§ **PROBLEM TO WORK ON**
Reproduce all of the data below word for word, omitting the pictures.

(Stored items from a collection)
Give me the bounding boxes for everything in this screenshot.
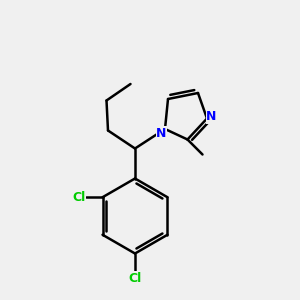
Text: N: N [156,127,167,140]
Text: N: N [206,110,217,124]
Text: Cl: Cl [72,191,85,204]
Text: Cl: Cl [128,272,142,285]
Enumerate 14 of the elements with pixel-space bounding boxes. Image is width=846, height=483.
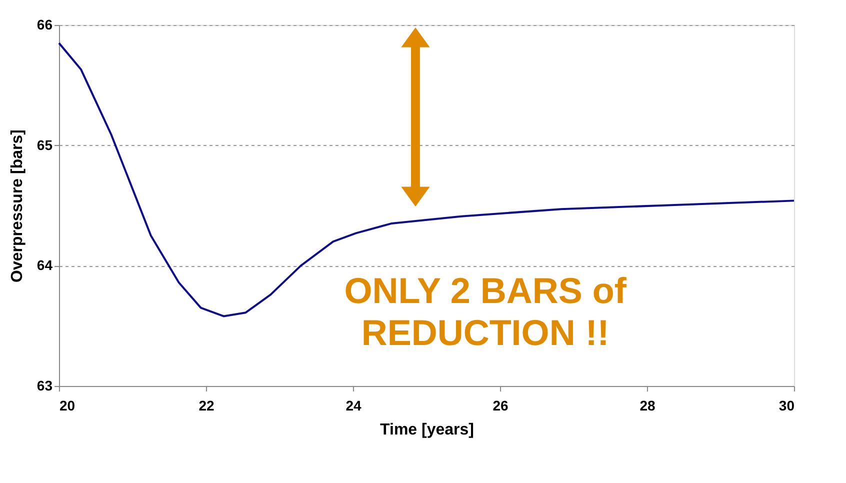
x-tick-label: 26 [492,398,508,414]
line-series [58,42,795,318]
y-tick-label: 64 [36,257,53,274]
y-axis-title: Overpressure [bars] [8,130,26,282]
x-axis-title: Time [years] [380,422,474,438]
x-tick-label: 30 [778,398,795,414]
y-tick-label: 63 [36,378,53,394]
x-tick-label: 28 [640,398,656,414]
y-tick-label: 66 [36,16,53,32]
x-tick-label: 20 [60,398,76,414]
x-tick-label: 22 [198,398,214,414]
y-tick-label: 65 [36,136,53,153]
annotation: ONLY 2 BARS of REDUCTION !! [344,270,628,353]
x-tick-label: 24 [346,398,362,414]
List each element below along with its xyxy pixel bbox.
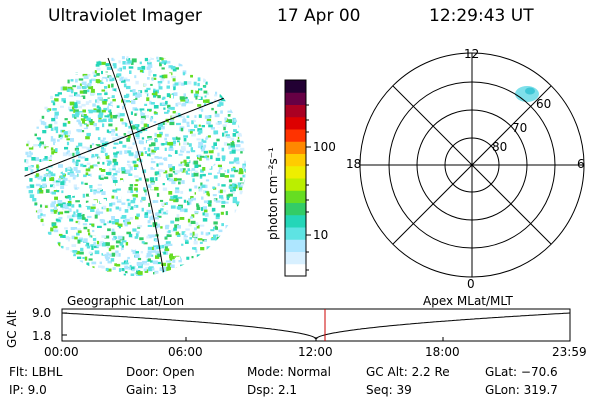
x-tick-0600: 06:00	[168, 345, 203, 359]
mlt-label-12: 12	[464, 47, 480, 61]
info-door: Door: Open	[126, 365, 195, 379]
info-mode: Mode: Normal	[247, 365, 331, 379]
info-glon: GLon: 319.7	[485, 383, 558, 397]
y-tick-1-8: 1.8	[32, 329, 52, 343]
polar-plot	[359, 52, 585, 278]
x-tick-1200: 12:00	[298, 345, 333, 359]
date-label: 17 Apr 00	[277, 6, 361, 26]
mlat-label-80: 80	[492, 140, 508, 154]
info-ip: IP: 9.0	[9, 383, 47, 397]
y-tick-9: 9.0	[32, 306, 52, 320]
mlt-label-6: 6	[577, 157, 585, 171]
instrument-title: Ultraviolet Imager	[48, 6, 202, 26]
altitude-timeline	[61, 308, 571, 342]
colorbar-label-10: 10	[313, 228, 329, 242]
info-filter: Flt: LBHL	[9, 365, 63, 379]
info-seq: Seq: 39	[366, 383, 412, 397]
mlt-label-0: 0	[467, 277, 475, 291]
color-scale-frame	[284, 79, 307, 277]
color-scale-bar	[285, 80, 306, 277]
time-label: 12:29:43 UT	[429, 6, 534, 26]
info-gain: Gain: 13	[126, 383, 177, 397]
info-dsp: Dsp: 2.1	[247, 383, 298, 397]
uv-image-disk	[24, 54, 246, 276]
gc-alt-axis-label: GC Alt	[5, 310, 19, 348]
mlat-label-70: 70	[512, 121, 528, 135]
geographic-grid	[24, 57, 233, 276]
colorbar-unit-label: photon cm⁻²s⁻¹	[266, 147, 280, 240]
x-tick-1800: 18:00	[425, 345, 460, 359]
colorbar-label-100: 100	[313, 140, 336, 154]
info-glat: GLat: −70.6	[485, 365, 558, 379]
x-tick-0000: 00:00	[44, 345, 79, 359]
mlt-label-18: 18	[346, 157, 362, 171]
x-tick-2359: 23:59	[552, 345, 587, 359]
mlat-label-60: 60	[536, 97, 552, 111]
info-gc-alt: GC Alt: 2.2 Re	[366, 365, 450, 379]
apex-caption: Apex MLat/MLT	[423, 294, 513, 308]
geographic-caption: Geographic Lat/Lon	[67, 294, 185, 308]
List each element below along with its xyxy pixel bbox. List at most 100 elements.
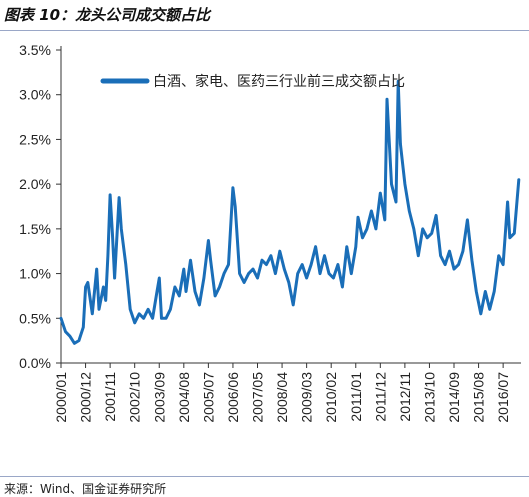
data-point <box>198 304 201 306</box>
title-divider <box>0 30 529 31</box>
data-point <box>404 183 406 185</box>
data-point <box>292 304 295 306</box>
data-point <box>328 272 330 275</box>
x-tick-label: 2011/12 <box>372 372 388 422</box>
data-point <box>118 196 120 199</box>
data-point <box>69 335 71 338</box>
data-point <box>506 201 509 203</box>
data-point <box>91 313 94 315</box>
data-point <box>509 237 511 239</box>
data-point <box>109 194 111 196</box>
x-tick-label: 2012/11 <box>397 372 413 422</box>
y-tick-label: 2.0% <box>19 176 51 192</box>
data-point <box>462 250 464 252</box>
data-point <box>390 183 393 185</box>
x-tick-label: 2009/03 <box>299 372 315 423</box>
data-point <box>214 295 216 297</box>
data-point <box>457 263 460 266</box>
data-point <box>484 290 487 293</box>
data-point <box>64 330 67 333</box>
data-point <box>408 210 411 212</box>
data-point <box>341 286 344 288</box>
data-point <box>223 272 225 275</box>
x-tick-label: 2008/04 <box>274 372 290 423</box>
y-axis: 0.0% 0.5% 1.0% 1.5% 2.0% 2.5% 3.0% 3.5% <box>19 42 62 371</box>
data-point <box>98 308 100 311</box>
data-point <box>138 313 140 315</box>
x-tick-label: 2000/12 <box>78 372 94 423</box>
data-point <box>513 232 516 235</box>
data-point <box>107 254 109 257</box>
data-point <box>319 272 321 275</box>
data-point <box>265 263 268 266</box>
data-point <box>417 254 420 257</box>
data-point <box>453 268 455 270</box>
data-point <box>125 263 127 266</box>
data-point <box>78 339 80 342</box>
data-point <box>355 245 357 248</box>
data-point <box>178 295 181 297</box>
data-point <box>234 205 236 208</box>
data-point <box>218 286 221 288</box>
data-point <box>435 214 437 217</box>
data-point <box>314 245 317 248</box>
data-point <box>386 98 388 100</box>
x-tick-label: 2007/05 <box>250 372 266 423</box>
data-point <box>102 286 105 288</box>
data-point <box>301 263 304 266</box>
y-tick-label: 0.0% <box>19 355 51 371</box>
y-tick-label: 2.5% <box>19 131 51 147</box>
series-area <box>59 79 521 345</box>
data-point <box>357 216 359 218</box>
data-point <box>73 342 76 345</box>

§ **TASK ANSWER**
Give me the bounding boxes for everything in this screenshot.
Text: N: N [156,127,167,140]
Text: N: N [206,110,217,124]
Text: Cl: Cl [72,191,85,204]
Text: Cl: Cl [128,272,142,285]
Enumerate 14 of the elements with pixel-space bounding boxes. Image is width=846, height=483.
x-tick-label: 26 [492,398,508,414]
line-series [58,42,795,318]
y-tick-label: 64 [36,257,53,274]
y-axis-title: Overpressure [bars] [8,130,26,282]
x-axis-title: Time [years] [380,422,474,438]
x-tick-label: 30 [778,398,795,414]
y-tick-label: 63 [36,378,53,394]
x-tick-label: 28 [640,398,656,414]
y-tick-label: 66 [36,16,53,32]
x-tick-label: 20 [60,398,76,414]
x-tick-label: 22 [198,398,214,414]
y-tick-label: 65 [36,136,53,153]
annotation: ONLY 2 BARS of REDUCTION !! [344,270,628,353]
x-tick-label: 24 [346,398,362,414]
List each element below along with its xyxy pixel bbox.
x-tick-0600: 06:00	[168, 345, 203, 359]
mlt-label-12: 12	[464, 47, 480, 61]
info-door: Door: Open	[126, 365, 195, 379]
info-mode: Mode: Normal	[247, 365, 331, 379]
info-glon: GLon: 319.7	[485, 383, 558, 397]
y-tick-1-8: 1.8	[32, 329, 52, 343]
polar-plot	[359, 52, 585, 278]
x-tick-1200: 12:00	[298, 345, 333, 359]
date-label: 17 Apr 00	[277, 6, 361, 26]
mlat-label-80: 80	[492, 140, 508, 154]
info-ip: IP: 9.0	[9, 383, 47, 397]
y-tick-9: 9.0	[32, 306, 52, 320]
mlt-label-6: 6	[577, 157, 585, 171]
instrument-title: Ultraviolet Imager	[48, 6, 202, 26]
altitude-timeline	[61, 308, 571, 342]
colorbar-label-10: 10	[313, 228, 329, 242]
info-filter: Flt: LBHL	[9, 365, 63, 379]
info-seq: Seq: 39	[366, 383, 412, 397]
mlt-label-0: 0	[467, 277, 475, 291]
color-scale-frame	[284, 79, 307, 277]
color-scale-bar	[285, 80, 306, 277]
time-label: 12:29:43 UT	[429, 6, 534, 26]
info-gain: Gain: 13	[126, 383, 177, 397]
info-dsp: Dsp: 2.1	[247, 383, 298, 397]
uv-image-disk	[24, 54, 246, 276]
gc-alt-axis-label: GC Alt	[5, 310, 19, 348]
mlat-label-70: 70	[512, 121, 528, 135]
geographic-grid	[24, 57, 233, 276]
colorbar-unit-label: photon cm⁻²s⁻¹	[266, 147, 280, 240]
x-tick-1800: 18:00	[425, 345, 460, 359]
colorbar-label-100: 100	[313, 140, 336, 154]
info-glat: GLat: −70.6	[485, 365, 558, 379]
x-tick-0000: 00:00	[44, 345, 79, 359]
mlt-label-18: 18	[346, 157, 362, 171]
x-tick-2359: 23:59	[552, 345, 587, 359]
mlat-label-60: 60	[536, 97, 552, 111]
info-gc-alt: GC Alt: 2.2 Re	[366, 365, 450, 379]
apex-caption: Apex MLat/MLT	[423, 294, 513, 308]
geographic-caption: Geographic Lat/Lon	[67, 294, 185, 308]
List each element below along with its xyxy pixel bbox. List at most 100 elements.
data-point <box>198 304 201 306</box>
title-divider <box>0 30 529 31</box>
data-point <box>404 183 406 185</box>
data-point <box>292 304 295 306</box>
data-point <box>328 272 330 275</box>
x-tick-label: 2011/12 <box>372 372 388 422</box>
data-point <box>118 196 120 199</box>
data-point <box>69 335 71 338</box>
data-point <box>506 201 509 203</box>
data-point <box>91 313 94 315</box>
data-point <box>509 237 511 239</box>
data-point <box>109 194 111 196</box>
x-tick-label: 2012/11 <box>397 372 413 422</box>
y-tick-label: 2.0% <box>19 176 51 192</box>
data-point <box>462 250 464 252</box>
data-point <box>390 183 393 185</box>
x-tick-label: 2009/03 <box>299 372 315 423</box>
data-point <box>214 295 216 297</box>
data-point <box>457 263 460 266</box>
data-point <box>484 290 487 293</box>
data-point <box>64 330 67 333</box>
data-point <box>408 210 411 212</box>
data-point <box>341 286 344 288</box>
data-point <box>223 272 225 275</box>
x-tick-label: 2008/04 <box>274 372 290 423</box>
y-axis: 0.0% 0.5% 1.0% 1.5% 2.0% 2.5% 3.0% 3.5% <box>19 42 62 371</box>
data-point <box>98 308 100 311</box>
data-point <box>138 313 140 315</box>
x-tick-label: 2000/12 <box>78 372 94 423</box>
data-point <box>513 232 516 235</box>
data-point <box>107 254 109 257</box>
data-point <box>319 272 321 275</box>
data-point <box>265 263 268 266</box>
data-point <box>417 254 420 257</box>
data-point <box>453 268 455 270</box>
data-point <box>125 263 127 266</box>
data-point <box>78 339 80 342</box>
data-point <box>355 245 357 248</box>
data-point <box>178 295 181 297</box>
data-point <box>234 205 236 208</box>
data-point <box>218 286 221 288</box>
data-point <box>435 214 437 217</box>
data-point <box>314 245 317 248</box>
data-point <box>386 98 388 100</box>
x-tick-label: 2007/05 <box>250 372 266 423</box>
data-point <box>102 286 105 288</box>
data-point <box>301 263 304 266</box>
y-tick-label: 0.0% <box>19 355 51 371</box>
y-tick-label: 2.5% <box>19 131 51 147</box>
series-area <box>59 79 521 345</box>
data-point <box>357 216 359 218</box>
data-point <box>73 342 76 345</box>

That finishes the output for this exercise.